**Written problem**
Please carry on the forum thread about OpenCart below from the point where it stops.

# Open cart ? good? or bad?



## EgoismBrand (Aug 4, 2010)

Is open cart any good? you can go to there site and view the demo of the store front with tha shoping cart, and also the admin area, I kinda like the feel of it to be honest,

So anyone you opencart with their online stores? 

any input would be great, thanks!


----------



## Buechee (Dec 22, 2005)

It can be good. I use one. Check a few out and find one that fits your needs. There are a few free ones. Down load and give them a test drive. Hey you have nothing to loose but a day or two.


----------



## EgoismBrand (Aug 4, 2010)

opencart.com this is the one i will be using seems pretty sweet and smoth,


----------



## jibinfo (Oct 21, 2010)

zencart and magento are all very good


----------



## plan b (Feb 21, 2007)

If you use open cart don't get sucked into upgrading every time they release a new version,, this cart is developing rapidly and the new releases tend to be a bit buggy, with the fast development you don't see a lot of templates out there,, the current release seems very stable so I would say 1.4.9.1 is a great release


----------



## EgoismBrand (Aug 4, 2010)

[Rows taken from a layout dataset]

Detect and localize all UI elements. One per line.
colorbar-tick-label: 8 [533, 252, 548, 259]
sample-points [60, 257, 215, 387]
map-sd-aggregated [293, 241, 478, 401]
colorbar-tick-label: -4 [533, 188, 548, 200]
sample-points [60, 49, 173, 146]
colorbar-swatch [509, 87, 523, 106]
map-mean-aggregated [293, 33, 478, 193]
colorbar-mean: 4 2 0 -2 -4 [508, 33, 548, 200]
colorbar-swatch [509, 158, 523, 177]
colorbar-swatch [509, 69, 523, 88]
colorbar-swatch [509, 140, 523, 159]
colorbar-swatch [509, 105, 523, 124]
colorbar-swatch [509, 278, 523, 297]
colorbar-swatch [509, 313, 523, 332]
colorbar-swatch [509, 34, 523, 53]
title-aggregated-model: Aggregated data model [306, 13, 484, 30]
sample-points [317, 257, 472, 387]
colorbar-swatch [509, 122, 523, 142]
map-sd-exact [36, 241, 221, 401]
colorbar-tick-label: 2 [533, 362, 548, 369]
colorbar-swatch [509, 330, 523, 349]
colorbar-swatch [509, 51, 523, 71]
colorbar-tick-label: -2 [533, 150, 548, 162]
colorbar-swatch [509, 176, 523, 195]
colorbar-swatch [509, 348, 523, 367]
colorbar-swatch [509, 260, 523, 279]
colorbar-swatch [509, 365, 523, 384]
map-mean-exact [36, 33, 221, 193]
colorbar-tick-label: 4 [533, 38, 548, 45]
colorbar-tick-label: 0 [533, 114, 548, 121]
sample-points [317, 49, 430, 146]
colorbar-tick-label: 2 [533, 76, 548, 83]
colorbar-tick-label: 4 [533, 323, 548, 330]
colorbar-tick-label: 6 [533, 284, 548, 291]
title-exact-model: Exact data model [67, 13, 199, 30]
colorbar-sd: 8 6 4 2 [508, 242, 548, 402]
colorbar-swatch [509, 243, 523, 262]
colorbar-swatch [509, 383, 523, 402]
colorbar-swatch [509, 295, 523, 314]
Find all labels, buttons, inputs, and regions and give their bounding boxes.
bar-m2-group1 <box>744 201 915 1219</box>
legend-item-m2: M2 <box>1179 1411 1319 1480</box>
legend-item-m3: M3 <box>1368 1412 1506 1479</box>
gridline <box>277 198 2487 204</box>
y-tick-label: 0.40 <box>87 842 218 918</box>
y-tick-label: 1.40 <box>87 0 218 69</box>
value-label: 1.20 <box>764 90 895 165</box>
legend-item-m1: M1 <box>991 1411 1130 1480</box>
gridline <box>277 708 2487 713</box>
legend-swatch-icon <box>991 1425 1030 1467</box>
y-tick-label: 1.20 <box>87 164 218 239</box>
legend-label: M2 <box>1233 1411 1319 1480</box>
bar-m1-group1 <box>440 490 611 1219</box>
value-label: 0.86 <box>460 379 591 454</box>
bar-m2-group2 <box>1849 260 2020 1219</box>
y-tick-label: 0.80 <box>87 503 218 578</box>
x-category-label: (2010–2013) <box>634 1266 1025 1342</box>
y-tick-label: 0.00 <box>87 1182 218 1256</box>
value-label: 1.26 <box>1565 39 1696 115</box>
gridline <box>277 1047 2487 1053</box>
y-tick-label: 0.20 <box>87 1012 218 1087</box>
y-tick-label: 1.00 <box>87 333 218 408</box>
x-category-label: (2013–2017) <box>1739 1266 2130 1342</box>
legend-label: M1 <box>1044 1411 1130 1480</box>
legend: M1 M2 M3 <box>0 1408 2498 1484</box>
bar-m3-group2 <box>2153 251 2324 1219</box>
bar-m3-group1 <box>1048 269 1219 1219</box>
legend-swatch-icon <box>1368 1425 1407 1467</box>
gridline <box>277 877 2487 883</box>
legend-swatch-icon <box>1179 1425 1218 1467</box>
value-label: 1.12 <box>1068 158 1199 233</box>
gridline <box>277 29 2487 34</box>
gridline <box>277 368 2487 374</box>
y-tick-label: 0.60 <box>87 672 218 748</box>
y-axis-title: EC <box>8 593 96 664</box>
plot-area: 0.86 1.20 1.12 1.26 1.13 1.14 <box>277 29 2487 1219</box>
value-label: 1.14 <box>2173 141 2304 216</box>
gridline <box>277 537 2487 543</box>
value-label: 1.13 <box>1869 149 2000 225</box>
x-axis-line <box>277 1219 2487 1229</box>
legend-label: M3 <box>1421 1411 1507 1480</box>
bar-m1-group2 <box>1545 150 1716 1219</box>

**The result**
well I it. Will be in a custom design,that I was going to get done and that's tha cart he uses,the demo seems great


----------



## apparel-printing (Nov 4, 2010)

Buechee said:


> It can be good. I use one. Check a few out and find one that fits your needs. There are a few free ones. Down load and give them a test drive. Hey you have nothing to loose but a day or two.


I appreciate your thinking...... I too think nearly the same way.... if there is provided a demo version of a software then seller should worry not the buyer.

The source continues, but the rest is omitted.